- [WRITTEN INSTRUCTION] Examine each line of the data. Copy those that contain the string "cares".

- [DATA SHOWN]
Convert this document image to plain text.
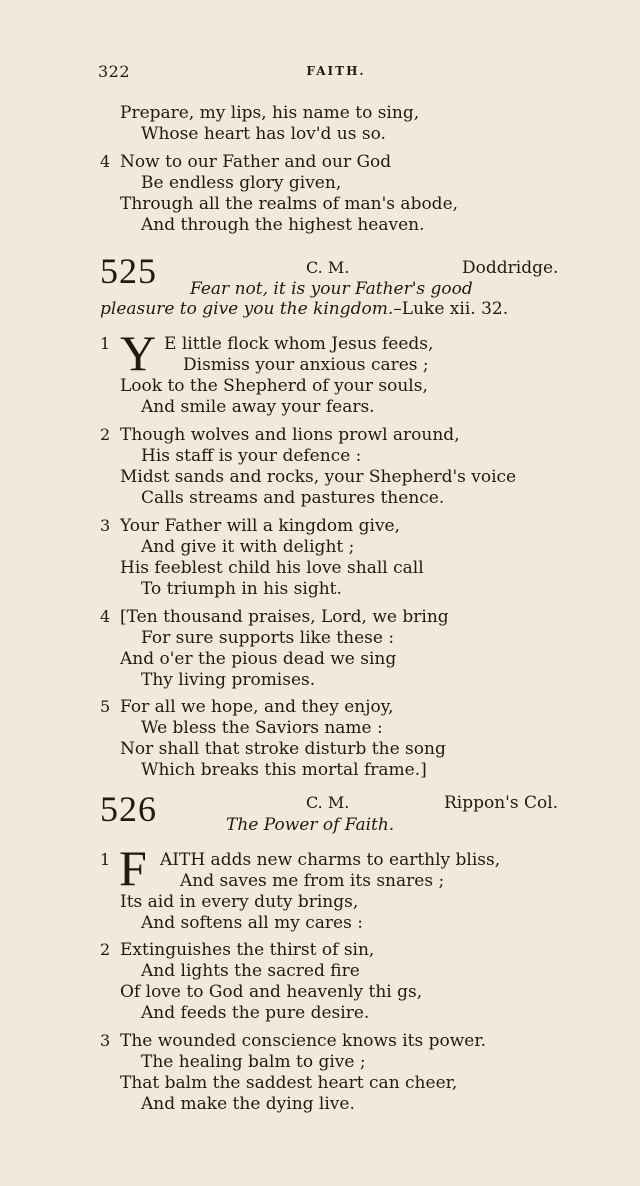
322	FAITH.
Prepare, my lips, his name to sing,
Whose heart has lov'd us so.
4 Now to our Father and our God
Be endless glory given,
Through all the realms of man's abode,
And through the highest heaven.
525	C. M.	Doddridge.
Fear not, it is your Father's good
pleasure to give you the kingdom.–Luke xii. 32.
1 Y E little flock whom Jesus feeds,
Dismiss your anxious cares ;
Look to the Shepherd of your souls,
And smile away your fears.
2 Though wolves and lions prowl around,
His staff is your defence :
Midst sands and rocks, your Shepherd's voice
Calls streams and pastures thence.
3 Your Father will a kingdom give,
And give it with delight ;
His feeblest child his love shall call
To triumph in his sight.
4 [Ten thousand praises, Lord, we bring
For sure supports like these :
And o'er the pious dead we sing
Thy living promises.
5 For all we hope, and they enjoy,
We bless the Saviors name :
Nor shall that stroke disturb the song
Which breaks this mortal frame.]
526	C. M.	Rippon's Col.
The Power of Faith.
1 F AITH adds new charms to earthly bliss,
And saves me from its snares ;
Its aid in every duty brings,
And softens all my cares :
2 Extinguishes the thirst of sin,
And lights the sacred fire
Of love to God and heavenly thi gs,
And feeds the pure desire.
3 The wounded conscience knows its power.
The healing balm to give ;
That balm the saddest heart can cheer,
And make the dying live.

- [FULL OUTPUT]
Dismiss your anxious cares ;
And softens all my cares :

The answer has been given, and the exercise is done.